Look over the lines below. Report each one that includes the string "nberücksichtigt".
[start of DATA SECTION]
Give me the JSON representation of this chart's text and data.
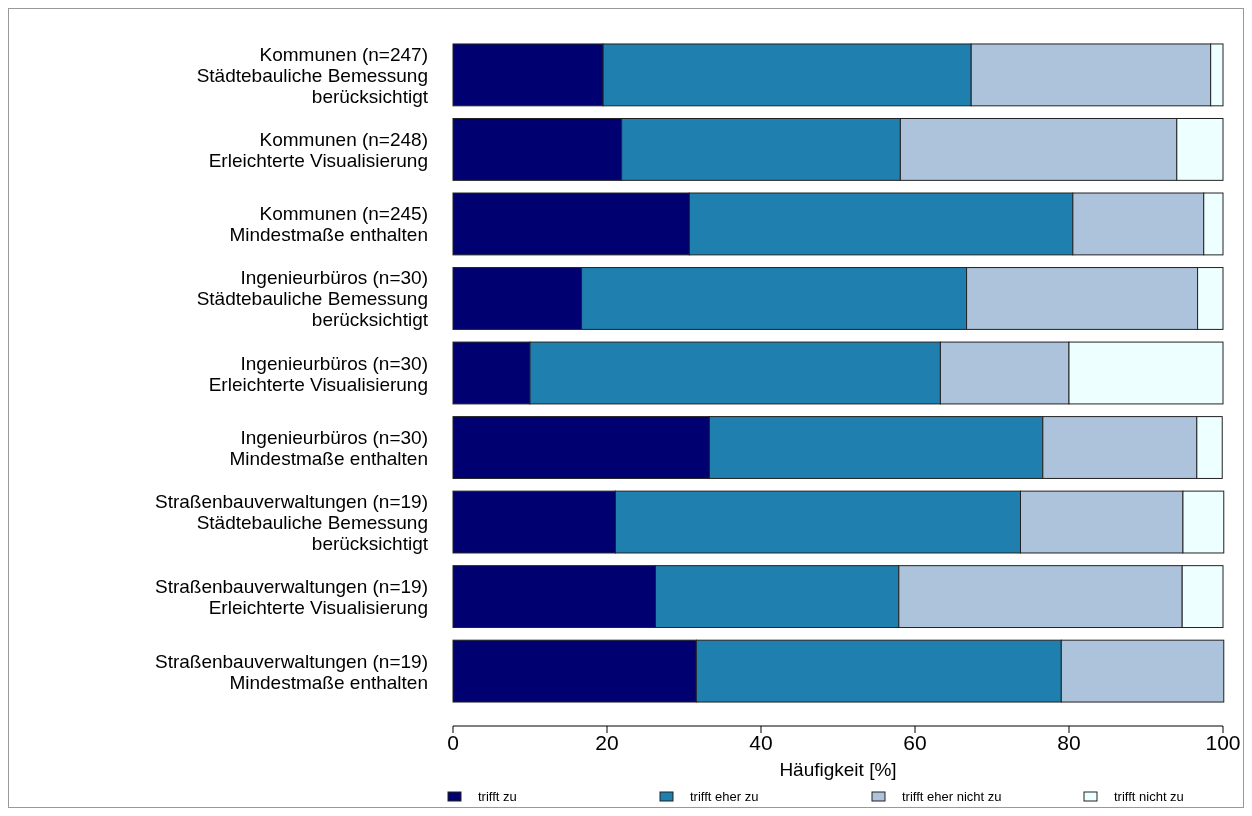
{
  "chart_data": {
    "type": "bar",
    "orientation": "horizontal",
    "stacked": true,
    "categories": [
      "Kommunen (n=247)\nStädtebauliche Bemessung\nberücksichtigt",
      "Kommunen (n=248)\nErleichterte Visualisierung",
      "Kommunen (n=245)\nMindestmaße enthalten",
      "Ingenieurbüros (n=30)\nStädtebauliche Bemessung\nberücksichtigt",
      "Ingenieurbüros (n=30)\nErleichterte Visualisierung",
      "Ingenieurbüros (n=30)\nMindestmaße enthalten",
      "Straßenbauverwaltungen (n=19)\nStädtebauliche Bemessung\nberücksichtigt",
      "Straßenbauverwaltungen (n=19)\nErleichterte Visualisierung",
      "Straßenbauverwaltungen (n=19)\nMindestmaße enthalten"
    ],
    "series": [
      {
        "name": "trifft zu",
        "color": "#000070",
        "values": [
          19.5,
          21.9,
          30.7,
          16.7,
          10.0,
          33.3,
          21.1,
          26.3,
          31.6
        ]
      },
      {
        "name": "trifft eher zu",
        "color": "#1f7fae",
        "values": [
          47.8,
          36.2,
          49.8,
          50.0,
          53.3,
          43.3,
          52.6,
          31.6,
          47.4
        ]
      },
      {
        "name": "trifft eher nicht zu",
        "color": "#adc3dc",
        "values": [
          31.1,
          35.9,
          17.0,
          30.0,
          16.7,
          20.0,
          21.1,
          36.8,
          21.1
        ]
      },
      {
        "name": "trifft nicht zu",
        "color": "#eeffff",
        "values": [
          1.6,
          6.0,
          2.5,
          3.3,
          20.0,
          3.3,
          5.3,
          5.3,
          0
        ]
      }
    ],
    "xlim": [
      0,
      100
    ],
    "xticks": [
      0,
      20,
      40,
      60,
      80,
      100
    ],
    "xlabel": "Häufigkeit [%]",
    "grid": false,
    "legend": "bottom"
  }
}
[end of DATA SECTION]
[start of DATA SECTION]
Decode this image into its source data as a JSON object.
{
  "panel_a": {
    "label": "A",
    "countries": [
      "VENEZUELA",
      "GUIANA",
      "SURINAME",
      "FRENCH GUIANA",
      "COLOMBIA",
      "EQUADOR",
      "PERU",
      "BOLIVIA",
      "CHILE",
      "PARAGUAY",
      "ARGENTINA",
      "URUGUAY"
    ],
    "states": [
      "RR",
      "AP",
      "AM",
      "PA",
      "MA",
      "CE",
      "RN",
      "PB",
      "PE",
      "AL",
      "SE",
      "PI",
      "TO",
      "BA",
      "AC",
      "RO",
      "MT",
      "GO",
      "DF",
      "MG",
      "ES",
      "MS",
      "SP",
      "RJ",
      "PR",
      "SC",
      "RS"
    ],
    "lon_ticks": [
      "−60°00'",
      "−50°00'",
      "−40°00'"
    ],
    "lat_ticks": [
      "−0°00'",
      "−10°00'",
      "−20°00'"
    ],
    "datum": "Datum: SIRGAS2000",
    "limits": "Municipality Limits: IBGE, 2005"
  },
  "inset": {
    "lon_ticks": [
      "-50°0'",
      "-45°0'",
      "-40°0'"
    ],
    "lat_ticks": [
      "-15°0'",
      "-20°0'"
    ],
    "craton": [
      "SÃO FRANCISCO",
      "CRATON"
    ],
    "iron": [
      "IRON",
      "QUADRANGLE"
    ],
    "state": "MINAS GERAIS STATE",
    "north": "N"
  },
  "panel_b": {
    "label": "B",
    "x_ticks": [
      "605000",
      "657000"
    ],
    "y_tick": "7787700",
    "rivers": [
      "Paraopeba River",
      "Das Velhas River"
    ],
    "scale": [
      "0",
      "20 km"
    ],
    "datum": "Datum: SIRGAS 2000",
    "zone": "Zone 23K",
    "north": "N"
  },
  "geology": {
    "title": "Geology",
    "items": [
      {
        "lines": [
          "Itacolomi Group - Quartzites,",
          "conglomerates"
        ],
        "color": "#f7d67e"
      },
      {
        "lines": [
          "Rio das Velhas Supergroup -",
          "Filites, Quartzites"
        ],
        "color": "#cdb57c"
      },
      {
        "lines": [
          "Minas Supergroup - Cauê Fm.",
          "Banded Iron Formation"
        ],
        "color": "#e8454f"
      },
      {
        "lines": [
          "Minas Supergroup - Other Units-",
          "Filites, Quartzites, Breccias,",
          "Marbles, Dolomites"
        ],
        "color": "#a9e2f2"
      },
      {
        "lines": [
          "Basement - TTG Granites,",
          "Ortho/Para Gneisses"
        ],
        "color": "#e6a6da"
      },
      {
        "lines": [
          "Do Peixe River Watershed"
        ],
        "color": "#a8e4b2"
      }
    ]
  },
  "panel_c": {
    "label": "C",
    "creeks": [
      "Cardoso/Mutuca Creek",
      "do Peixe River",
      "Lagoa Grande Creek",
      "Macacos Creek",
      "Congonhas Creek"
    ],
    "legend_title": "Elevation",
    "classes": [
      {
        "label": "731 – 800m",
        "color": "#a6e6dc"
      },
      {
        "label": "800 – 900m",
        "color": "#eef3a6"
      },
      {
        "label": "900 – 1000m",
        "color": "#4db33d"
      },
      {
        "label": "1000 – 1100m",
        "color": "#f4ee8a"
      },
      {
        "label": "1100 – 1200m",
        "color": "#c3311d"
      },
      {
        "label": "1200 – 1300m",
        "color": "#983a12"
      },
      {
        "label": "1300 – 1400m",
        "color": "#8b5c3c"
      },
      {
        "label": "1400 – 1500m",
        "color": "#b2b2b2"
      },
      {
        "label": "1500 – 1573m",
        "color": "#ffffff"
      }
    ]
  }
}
[end of DATA SECTION]
[start of DATA SECTION]
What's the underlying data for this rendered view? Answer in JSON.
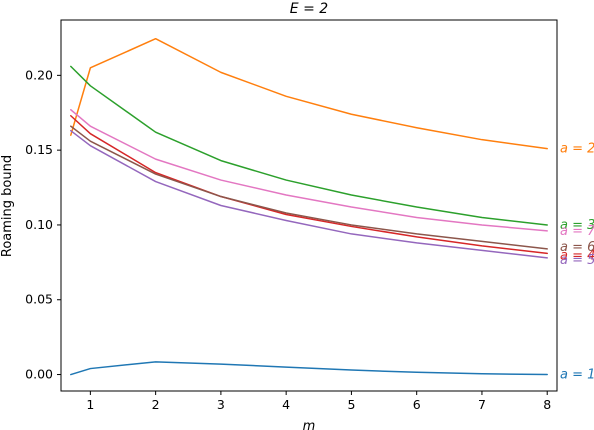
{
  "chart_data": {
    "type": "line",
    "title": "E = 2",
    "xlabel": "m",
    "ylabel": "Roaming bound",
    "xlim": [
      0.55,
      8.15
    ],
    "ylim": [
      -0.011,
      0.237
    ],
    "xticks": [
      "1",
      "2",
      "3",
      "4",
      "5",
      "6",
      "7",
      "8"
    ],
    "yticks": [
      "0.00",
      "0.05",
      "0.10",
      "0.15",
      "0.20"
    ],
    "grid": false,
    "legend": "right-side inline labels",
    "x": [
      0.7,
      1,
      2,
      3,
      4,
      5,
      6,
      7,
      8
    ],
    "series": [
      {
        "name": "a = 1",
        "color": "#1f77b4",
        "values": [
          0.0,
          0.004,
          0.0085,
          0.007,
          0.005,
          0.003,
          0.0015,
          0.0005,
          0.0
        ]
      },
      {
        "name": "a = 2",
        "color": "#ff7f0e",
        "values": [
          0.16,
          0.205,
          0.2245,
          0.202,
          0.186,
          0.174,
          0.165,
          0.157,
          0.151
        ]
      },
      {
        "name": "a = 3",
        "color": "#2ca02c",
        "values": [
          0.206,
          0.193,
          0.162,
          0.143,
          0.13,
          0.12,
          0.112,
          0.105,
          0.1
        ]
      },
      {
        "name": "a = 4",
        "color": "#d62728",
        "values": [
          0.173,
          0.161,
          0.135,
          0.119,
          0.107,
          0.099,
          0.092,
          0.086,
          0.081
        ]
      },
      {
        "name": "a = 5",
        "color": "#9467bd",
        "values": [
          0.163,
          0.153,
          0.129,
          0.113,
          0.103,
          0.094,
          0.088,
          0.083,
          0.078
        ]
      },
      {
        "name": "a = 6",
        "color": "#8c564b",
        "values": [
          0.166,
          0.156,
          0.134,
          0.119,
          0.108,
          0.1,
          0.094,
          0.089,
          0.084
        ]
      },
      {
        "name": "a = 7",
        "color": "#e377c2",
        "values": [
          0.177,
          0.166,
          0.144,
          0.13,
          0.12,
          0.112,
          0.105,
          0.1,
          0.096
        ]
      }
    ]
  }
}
[end of DATA SECTION]
> _FULL OUTPUT_
      "Kommunen (n=247)\nStädtebauliche Bemessung\nberücksichtigt",
      "Ingenieurbüros (n=30)\nStädtebauliche Bemessung\nberücksichtigt",
      "Straßenbauverwaltungen (n=19)\nStädtebauliche Bemessung\nberücksichtigt",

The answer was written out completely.